What is asked >>
a. According to the TD Canada Trust release, what percentage of Canadians have a financial plan?
b. Reproduce the TD Canada Trust release word for word from "- Canadians can" to "track at www.tdretire.com.".

- Canadians can check if their retirement is on track at www.tdretire.com
TD Canada Trust
TORONTO, Jan. 12, 2012 /CNW/ - According to research from TD Canada Trust, only 16% of Canadians, and 23% of those in the Boomer generation, have a clear picture of their retirement and what they want to do. One reason that so few have a vision for their retirement is that only 38% of Canadians (and 43% of Boomers) have a financial plan.
To encourage Canadians to start thinking about their financial future, TD has developed a retirement tracker - three simple questions to help Canadians determine if their retirement plan is on track at www.tdretire.com.
The retirement tracker encourages Canadians to answer three simple questions about their personal finances to get an idea of where they are in their retirement planning. It weighs factors like the number of years until retirement, value of current savings and the amount of regular contributions and quickly determines whether Canadians are "Getting Started", "On Their Way" or "On Track."

Entries shown >>
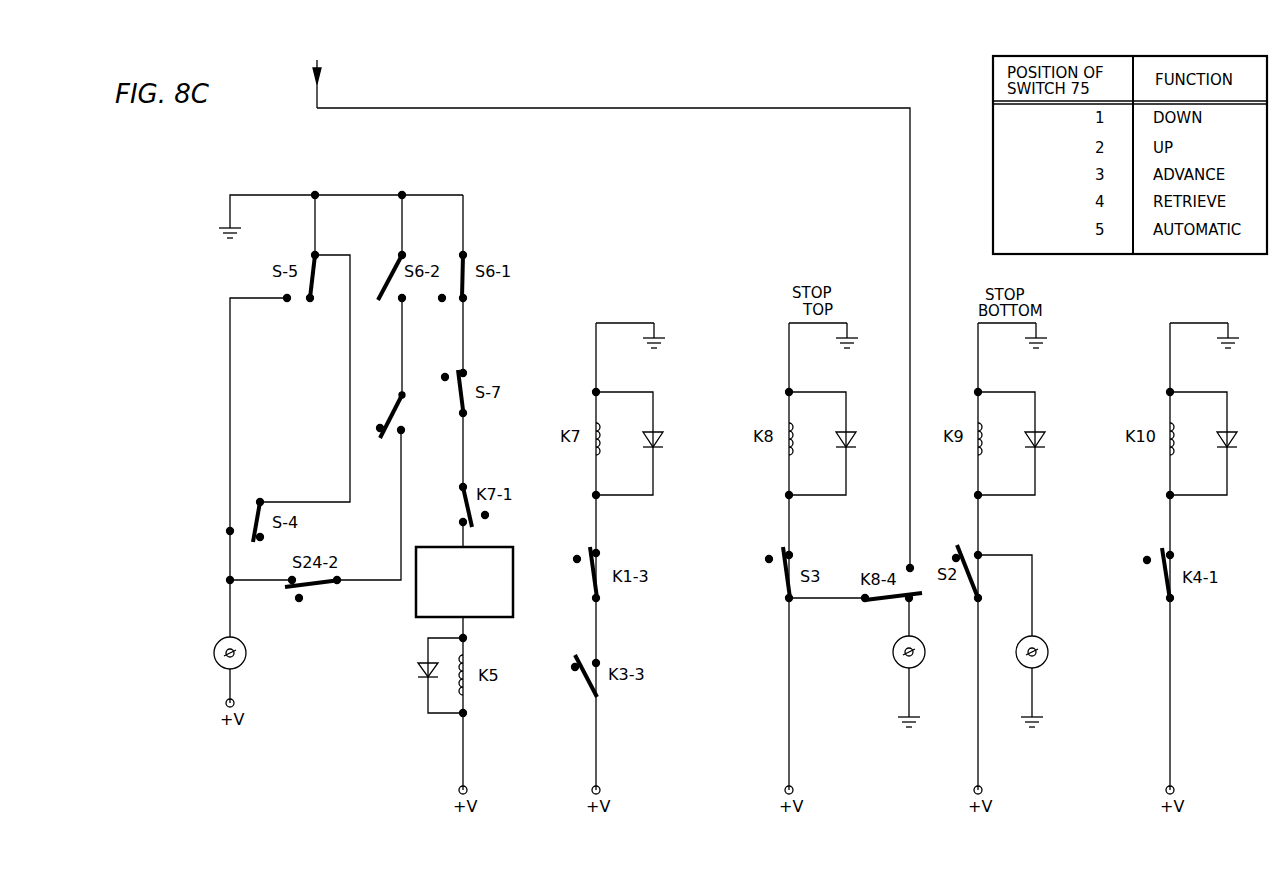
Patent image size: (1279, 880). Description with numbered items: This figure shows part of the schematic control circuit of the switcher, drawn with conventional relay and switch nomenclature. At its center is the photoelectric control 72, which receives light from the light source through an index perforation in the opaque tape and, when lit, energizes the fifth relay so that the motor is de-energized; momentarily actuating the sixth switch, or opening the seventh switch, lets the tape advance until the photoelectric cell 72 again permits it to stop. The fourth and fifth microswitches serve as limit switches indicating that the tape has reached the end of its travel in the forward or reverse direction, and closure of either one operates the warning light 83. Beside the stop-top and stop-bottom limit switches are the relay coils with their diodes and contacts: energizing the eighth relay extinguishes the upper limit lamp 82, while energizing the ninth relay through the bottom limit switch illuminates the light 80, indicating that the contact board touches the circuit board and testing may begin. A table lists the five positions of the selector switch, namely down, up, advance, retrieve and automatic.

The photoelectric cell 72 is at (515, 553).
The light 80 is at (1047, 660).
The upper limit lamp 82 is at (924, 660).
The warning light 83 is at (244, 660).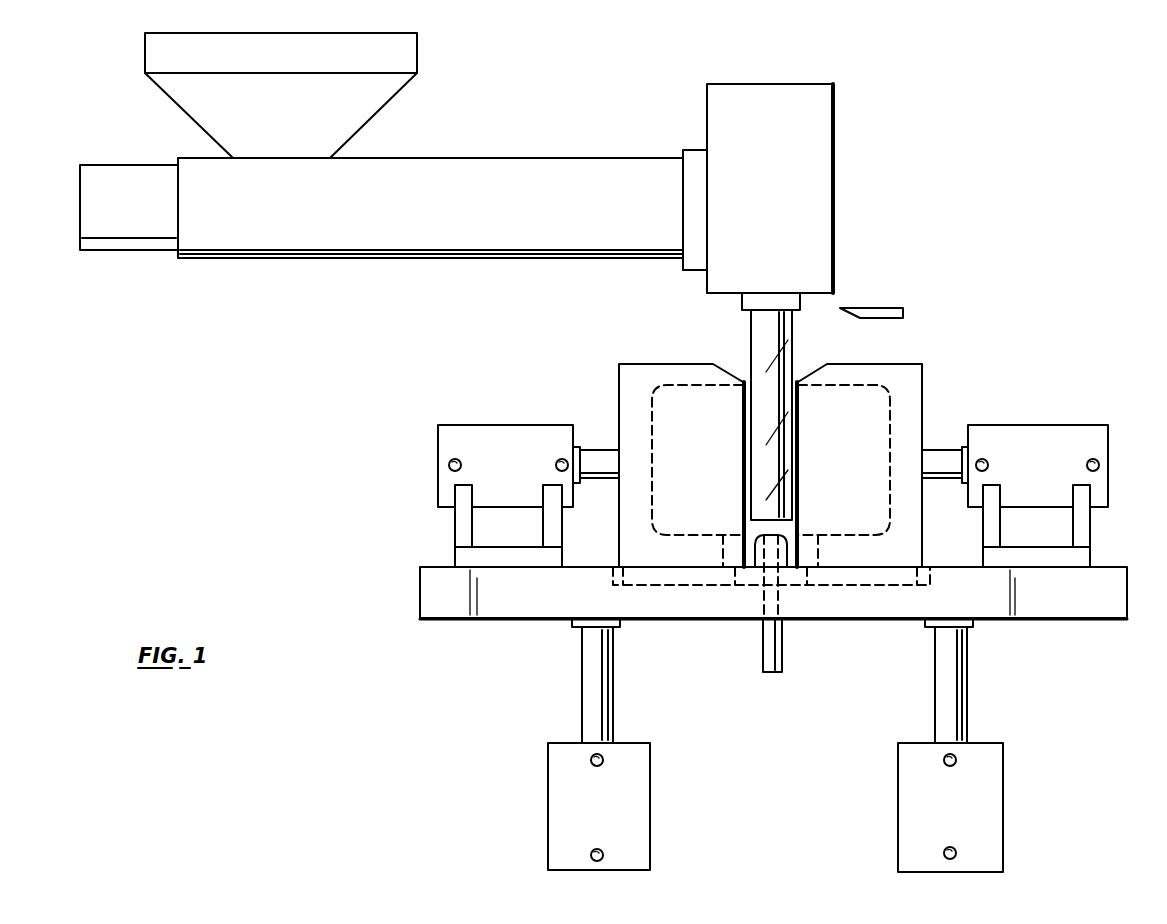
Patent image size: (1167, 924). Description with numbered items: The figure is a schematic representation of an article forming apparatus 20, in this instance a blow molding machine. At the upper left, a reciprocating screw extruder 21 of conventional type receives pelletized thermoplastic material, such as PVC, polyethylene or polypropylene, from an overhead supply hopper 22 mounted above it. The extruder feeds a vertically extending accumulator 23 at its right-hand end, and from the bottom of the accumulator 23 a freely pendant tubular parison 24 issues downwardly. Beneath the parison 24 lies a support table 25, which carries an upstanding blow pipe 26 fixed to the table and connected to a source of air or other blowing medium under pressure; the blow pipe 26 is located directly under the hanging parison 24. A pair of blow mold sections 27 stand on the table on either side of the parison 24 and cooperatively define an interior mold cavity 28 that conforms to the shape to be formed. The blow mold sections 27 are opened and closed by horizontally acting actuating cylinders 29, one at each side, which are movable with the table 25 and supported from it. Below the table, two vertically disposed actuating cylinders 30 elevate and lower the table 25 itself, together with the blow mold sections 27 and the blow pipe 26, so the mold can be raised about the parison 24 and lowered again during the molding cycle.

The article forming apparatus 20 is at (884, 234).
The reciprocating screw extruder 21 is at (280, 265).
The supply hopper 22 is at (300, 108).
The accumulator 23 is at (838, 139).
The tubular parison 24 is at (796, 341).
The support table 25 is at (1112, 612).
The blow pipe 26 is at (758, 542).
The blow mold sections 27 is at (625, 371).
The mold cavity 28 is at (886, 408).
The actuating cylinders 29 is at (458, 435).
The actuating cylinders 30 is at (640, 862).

Solutions for each task >>
a. 38% of Canadians have a financial plan.

b.
- Canadians can check if their retirement is on track at www.tdretire.com
TD Canada Trust
TORONTO, Jan. 12, 2012 /CNW/ - According to research from TD Canada Trust, only 16% of Canadians, and 23% of those in the Boomer generation, have a clear picture of their retirement and what they want to do. One reason that so few have a vision for their retirement is that only 38% of Canadians (and 43% of Boomers) have a financial plan.
To encourage Canadians to start thinking about their financial future, TD has developed a retirement tracker - three simple questions to help Canadians determine if their retirement plan is on track at www.tdretire.com.